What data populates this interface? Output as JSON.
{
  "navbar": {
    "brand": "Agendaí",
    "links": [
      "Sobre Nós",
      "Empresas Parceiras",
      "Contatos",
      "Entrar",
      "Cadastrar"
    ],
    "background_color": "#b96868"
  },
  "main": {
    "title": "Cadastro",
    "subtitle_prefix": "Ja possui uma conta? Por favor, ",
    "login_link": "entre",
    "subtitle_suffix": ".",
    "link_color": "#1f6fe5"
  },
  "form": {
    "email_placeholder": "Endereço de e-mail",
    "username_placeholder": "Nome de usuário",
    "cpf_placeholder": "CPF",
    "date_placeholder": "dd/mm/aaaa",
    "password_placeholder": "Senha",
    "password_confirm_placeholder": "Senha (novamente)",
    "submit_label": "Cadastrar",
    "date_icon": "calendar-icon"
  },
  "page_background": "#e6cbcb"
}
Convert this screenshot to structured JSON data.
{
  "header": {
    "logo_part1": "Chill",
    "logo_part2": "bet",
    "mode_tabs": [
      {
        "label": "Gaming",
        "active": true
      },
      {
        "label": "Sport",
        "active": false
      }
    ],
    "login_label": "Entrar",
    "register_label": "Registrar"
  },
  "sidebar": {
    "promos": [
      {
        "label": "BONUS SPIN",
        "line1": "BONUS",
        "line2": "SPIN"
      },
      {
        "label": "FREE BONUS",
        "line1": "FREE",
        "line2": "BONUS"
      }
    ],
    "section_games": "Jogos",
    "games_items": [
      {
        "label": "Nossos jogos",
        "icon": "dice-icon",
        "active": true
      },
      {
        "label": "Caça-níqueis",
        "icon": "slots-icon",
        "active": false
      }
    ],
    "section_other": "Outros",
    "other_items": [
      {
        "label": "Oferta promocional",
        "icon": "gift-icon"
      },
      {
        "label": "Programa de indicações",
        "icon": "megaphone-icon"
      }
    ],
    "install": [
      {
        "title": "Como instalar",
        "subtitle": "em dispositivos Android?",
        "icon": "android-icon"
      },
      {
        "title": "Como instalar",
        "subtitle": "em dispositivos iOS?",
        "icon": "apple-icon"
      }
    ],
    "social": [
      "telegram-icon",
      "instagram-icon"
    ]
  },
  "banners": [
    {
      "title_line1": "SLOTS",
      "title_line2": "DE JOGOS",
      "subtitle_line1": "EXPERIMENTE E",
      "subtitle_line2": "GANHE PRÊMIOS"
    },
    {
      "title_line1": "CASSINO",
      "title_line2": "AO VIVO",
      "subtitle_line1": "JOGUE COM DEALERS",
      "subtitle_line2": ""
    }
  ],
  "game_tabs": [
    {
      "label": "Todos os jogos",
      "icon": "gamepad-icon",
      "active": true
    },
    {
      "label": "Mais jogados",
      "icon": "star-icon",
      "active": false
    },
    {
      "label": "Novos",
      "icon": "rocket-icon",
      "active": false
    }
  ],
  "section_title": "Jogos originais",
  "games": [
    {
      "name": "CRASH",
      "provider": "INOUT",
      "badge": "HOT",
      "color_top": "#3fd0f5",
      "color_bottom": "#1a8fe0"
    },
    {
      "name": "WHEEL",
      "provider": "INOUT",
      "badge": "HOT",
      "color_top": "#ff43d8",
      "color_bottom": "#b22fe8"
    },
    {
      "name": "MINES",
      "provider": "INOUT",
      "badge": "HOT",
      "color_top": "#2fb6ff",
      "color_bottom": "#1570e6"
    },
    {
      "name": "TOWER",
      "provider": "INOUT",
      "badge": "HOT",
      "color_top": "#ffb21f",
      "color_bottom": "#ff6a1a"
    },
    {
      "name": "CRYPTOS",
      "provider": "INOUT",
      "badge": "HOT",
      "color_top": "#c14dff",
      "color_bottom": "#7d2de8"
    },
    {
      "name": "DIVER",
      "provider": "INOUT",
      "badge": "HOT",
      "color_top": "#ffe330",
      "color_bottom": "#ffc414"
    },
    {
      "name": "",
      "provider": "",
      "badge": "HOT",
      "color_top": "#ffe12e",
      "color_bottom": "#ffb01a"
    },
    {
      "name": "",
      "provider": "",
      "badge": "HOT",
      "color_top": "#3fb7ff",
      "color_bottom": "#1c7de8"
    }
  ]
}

________________________________________

Quote the entire listing above exactly.

What data populates this interface? Output as JSON.
{
  "navbar": {
    "brand": "Agendaí",
    "links": [
      "Sobre Nós",
      "Empresas Parceiras",
      "Contatos",
      "Entrar",
      "Cadastrar"
    ],
    "background_color": "#b96868"
  },
  "main": {
    "title": "Cadastro",
    "subtitle_prefix": "Ja possui uma conta? Por favor, ",
    "login_link": "entre",
    "subtitle_suffix": ".",
    "link_color": "#1f6fe5"
  },
  "form": {
    "email_placeholder": "Endereço de e-mail",
    "username_placeholder": "Nome de usuário",
    "cpf_placeholder": "CPF",
    "date_placeholder": "dd/mm/aaaa",
    "password_placeholder": "Senha",
    "password_confirm_placeholder": "Senha (novamente)",
    "submit_label": "Cadastrar",
    "date_icon": "calendar-icon"
  },
  "page_background": "#e6cbcb"
}
Convert this screenshot to structured JSON data.
{
  "header": {
    "logo_part1": "Chill",
    "logo_part2": "bet",
    "mode_tabs": [
      {
        "label": "Gaming",
        "active": true
      },
      {
        "label": "Sport",
        "active": false
      }
    ],
    "login_label": "Entrar",
    "register_label": "Registrar"
  },
  "sidebar": {
    "promos": [
      {
        "label": "BONUS SPIN",
        "line1": "BONUS",
        "line2": "SPIN"
      },
      {
        "label": "FREE BONUS",
        "line1": "FREE",
        "line2": "BONUS"
      }
    ],
    "section_games": "Jogos",
    "games_items": [
      {
        "label": "Nossos jogos",
        "icon": "dice-icon",
        "active": true
      },
      {
        "label": "Caça-níqueis",
        "icon": "slots-icon",
        "active": false
      }
    ],
    "section_other": "Outros",
    "other_items": [
      {
        "label": "Oferta promocional",
        "icon": "gift-icon"
      },
      {
        "label": "Programa de indicações",
        "icon": "megaphone-icon"
      }
    ],
    "install": [
      {
        "title": "Como instalar",
        "subtitle": "em dispositivos Android?",
        "icon": "android-icon"
      },
      {
        "title": "Como instalar",
        "subtitle": "em dispositivos iOS?",
        "icon": "apple-icon"
      }
    ],
    "social": [
      "telegram-icon",
      "instagram-icon"
    ]
  },
  "banners": [
    {
      "title_line1": "SLOTS",
      "title_line2": "DE JOGOS",
      "subtitle_line1": "EXPERIMENTE E",
      "subtitle_line2": "GANHE PRÊMIOS"
    },
    {
      "title_line1": "CASSINO",
      "title_line2": "AO VIVO",
      "subtitle_line1": "JOGUE COM DEALERS",
      "subtitle_line2": ""
    }
  ],
  "game_tabs": [
    {
      "label": "Todos os jogos",
      "icon": "gamepad-icon",
      "active": true
    },
    {
      "label": "Mais jogados",
      "icon": "star-icon",
      "active": false
    },
    {
      "label": "Novos",
      "icon": "rocket-icon",
      "active": false
    }
  ],
  "section_title": "Jogos originais",
  "games": [
    {
      "name": "CRASH",
      "provider": "INOUT",
      "badge": "HOT",
      "color_top": "#3fd0f5",
      "color_bottom": "#1a8fe0"
    },
    {
      "name": "WHEEL",
      "provider": "INOUT",
      "badge": "HOT",
      "color_top": "#ff43d8",
      "color_bottom": "#b22fe8"
    },
    {
      "name": "MINES",
      "provider": "INOUT",
      "badge": "HOT",
      "color_top": "#2fb6ff",
      "color_bottom": "#1570e6"
    },
    {
      "name": "TOWER",
      "provider": "INOUT",
      "badge": "HOT",
      "color_top": "#ffb21f",
      "color_bottom": "#ff6a1a"
    },
    {
      "name": "CRYPTOS",
      "provider": "INOUT",
      "badge": "HOT",
      "color_top": "#c14dff",
      "color_bottom": "#7d2de8"
    },
    {
      "name": "DIVER",
      "provider": "INOUT",
      "badge": "HOT",
      "color_top": "#ffe330",
      "color_bottom": "#ffc414"
    },
    {
      "name": "",
      "provider": "",
      "badge": "HOT",
      "color_top": "#ffe12e",
      "color_bottom": "#ffb01a"
    },
    {
      "name": "",
      "provider": "",
      "badge": "HOT",
      "color_top": "#3fb7ff",
      "color_bottom": "#1c7de8"
    }
  ]
}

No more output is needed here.